> [WHAT TO PRODUCE]:
In the planetary Rossby wave page, what does the symbol \(H\) represent?

Planetary Rossby Wave#
This experiment is designed to show how a geostrophic monopole evolves on a \(\beta\)-plane.
Configuration#
Equations#
The equations solved are the linear shallow water equations, given by $$ u_t - fv = -g \eta_x $$ $$ v_t + fu = -g \eta_y $$ $$ \eta_t + (Hu)_x + (Hv)_y = 0 $$
where \(\vec{u} = u \hat{x} + v \hat{y}\) is the barotropic velocity, \(g\) is the acceleration of gravity, \(H\) is a uniform resting fluid depth, and \(\eta\) is the deviation of the fluid free surface relative to the resting fluid. In this model, the \(x\) direction is similar to longitude and \(y\) is similar to latitude.
A \(\beta\)-plane, in geophysical fluid dynamics, is an approximation that accounts for first order variability in the (vertical component of the) coriolis parameter with latitude,
The background variation in the planetary vorticity supports Rossby waves, which propagate "westward" with higher potential vorticity to the right of phase propagation.

> [PROVIDED MATERIAL]:
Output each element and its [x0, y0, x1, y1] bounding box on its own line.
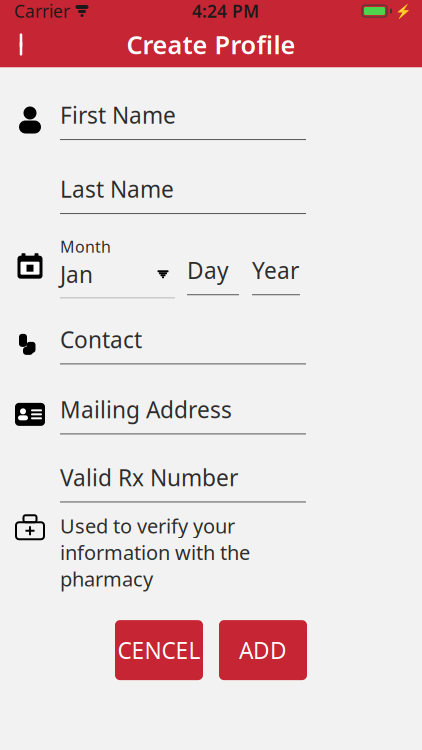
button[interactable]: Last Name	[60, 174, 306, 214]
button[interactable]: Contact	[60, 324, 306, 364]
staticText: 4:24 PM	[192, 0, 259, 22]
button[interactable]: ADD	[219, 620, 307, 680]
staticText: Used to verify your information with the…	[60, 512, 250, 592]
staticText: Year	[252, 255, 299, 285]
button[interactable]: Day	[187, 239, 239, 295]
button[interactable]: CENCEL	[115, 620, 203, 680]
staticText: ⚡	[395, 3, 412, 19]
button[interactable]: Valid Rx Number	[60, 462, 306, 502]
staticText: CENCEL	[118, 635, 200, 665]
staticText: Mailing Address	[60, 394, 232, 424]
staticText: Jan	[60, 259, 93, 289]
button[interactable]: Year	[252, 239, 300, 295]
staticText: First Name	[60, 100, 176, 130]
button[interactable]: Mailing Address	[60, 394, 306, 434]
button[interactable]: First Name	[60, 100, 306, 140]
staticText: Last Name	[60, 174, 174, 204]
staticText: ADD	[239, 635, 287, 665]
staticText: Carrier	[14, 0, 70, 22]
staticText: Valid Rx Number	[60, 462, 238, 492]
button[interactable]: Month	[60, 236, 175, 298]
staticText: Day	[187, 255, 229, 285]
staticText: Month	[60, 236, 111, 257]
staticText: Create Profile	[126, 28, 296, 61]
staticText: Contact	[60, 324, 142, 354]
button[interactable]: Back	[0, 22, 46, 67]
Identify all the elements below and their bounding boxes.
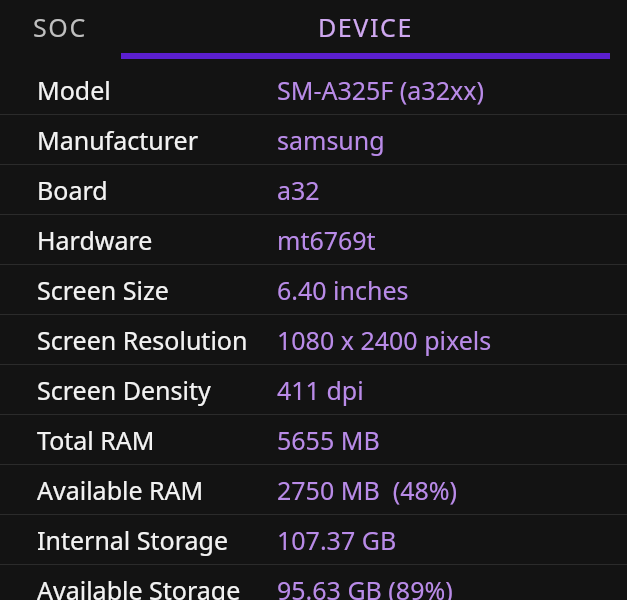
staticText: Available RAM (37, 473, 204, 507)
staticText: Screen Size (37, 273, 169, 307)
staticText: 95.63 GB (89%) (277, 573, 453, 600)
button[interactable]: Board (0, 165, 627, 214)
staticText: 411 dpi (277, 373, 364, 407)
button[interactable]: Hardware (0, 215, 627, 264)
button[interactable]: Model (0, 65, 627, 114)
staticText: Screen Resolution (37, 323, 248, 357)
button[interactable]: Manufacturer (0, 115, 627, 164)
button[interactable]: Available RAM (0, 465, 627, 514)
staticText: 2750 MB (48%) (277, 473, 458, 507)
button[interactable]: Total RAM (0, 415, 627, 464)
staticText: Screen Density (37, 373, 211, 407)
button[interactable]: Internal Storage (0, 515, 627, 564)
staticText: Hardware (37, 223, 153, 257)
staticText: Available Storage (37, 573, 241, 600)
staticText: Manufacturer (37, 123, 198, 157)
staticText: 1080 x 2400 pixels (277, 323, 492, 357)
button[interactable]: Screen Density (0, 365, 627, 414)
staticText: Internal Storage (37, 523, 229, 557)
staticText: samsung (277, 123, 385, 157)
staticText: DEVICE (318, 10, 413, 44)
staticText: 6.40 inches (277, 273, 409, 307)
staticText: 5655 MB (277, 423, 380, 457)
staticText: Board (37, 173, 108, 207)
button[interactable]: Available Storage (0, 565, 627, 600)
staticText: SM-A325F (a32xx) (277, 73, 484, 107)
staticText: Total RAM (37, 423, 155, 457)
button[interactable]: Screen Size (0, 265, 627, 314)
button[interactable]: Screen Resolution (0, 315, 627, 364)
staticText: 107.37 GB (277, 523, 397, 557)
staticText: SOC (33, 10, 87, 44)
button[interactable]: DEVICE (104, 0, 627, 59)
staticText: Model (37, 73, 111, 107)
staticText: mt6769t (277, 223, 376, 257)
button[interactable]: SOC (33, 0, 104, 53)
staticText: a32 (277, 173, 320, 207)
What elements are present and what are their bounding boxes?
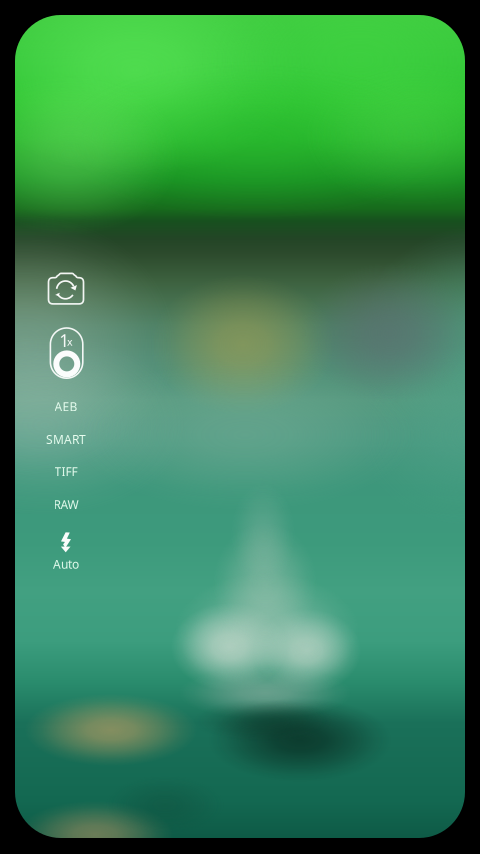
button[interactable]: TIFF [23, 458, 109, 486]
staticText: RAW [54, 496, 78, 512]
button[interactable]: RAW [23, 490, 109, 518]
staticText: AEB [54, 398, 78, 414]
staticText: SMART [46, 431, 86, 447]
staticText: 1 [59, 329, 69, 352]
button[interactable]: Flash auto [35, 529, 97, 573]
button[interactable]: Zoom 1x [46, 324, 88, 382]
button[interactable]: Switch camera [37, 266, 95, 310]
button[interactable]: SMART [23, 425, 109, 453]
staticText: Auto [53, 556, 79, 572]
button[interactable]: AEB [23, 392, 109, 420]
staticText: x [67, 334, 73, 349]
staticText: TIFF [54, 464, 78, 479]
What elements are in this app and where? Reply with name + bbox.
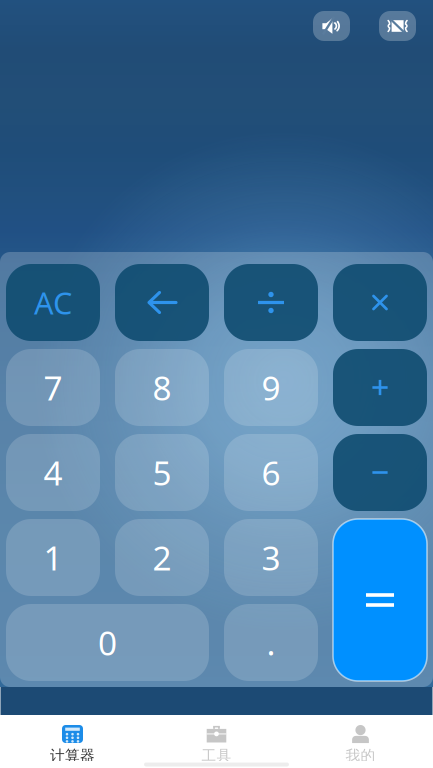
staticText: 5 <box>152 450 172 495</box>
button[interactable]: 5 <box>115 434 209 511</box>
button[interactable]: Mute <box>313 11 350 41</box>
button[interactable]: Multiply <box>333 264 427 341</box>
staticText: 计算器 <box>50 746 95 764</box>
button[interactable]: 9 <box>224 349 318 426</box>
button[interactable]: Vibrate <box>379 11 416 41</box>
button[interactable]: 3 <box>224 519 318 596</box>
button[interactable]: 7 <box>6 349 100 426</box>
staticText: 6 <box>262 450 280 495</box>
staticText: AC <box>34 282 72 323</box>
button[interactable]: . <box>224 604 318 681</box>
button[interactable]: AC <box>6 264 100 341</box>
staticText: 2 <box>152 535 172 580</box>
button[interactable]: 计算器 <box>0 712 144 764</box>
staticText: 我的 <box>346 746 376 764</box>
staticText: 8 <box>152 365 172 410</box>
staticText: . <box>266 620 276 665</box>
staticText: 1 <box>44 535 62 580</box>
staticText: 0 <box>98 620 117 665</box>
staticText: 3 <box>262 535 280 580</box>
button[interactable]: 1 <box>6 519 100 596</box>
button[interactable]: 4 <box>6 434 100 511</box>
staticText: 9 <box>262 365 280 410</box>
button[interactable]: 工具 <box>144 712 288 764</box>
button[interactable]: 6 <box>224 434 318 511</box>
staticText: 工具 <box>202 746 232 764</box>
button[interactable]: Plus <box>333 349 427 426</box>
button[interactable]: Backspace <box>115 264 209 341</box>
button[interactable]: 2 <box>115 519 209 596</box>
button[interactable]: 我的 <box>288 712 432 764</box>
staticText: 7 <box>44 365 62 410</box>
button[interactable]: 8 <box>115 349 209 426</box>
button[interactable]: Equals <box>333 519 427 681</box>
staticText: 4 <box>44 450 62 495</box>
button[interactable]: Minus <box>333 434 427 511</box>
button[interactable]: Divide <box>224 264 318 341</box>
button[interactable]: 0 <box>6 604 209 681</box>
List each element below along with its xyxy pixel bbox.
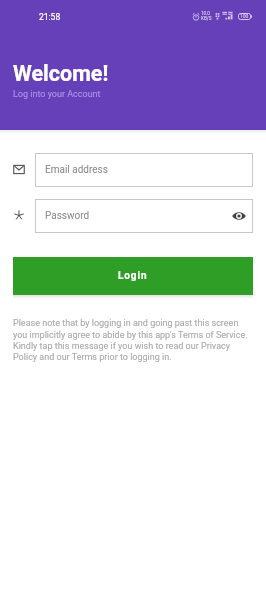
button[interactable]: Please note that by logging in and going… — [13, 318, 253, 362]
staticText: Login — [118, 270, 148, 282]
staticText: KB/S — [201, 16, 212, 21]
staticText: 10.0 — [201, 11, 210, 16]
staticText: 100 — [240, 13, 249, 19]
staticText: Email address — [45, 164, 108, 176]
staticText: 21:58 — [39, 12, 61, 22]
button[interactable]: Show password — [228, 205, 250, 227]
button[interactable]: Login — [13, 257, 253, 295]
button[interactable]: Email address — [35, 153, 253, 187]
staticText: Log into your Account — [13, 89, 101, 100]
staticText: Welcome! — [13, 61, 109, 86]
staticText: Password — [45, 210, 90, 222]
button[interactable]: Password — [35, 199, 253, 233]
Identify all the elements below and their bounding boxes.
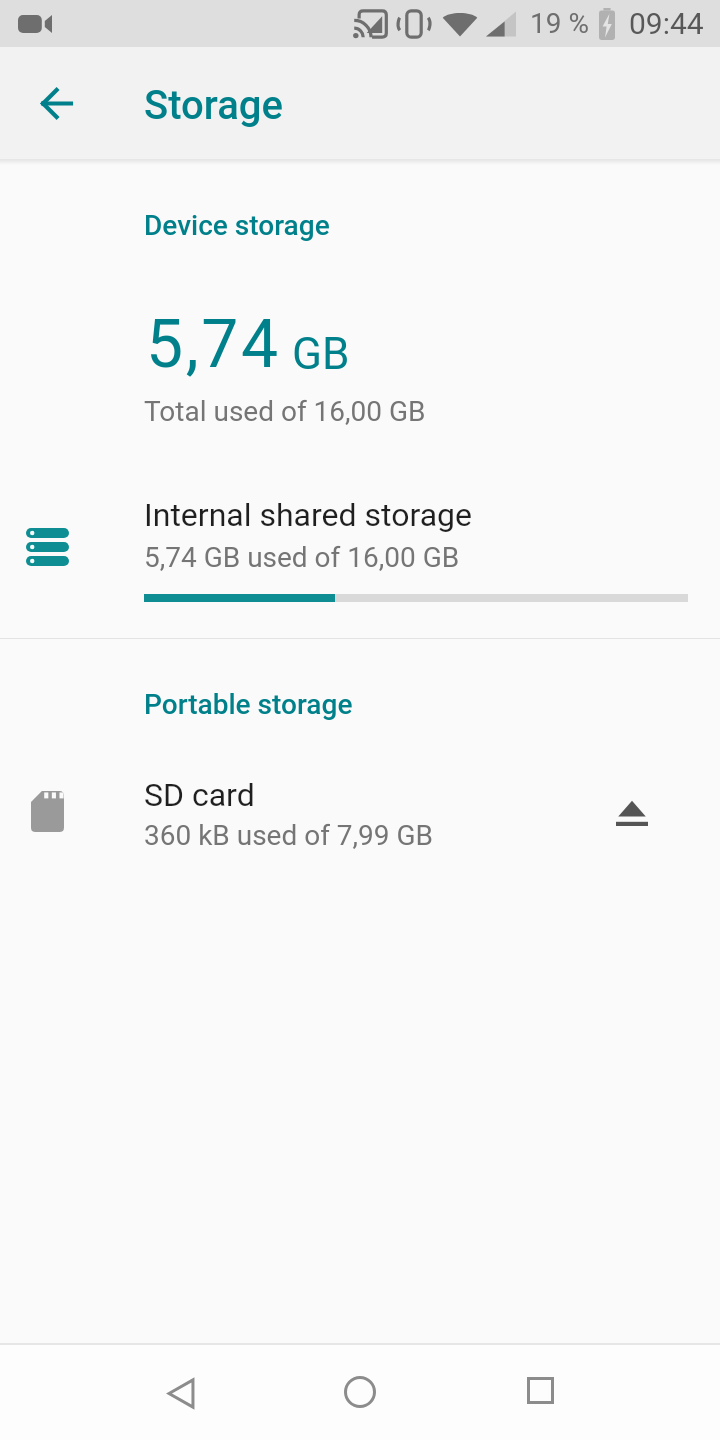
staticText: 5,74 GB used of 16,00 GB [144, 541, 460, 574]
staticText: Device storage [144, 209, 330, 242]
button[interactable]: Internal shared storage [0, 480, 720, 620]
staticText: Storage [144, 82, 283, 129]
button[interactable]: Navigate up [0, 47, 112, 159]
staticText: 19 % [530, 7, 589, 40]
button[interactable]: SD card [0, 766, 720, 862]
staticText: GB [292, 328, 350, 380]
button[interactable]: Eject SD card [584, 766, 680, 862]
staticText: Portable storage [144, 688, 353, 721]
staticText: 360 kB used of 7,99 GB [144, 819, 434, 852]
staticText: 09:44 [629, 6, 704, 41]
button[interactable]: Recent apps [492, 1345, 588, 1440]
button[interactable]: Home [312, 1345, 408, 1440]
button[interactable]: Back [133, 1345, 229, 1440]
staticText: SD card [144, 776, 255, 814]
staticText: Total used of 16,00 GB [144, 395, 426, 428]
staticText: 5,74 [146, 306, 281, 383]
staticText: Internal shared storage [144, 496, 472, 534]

> [REPLY TO THE TASK]:
A uniform resting fluid depth.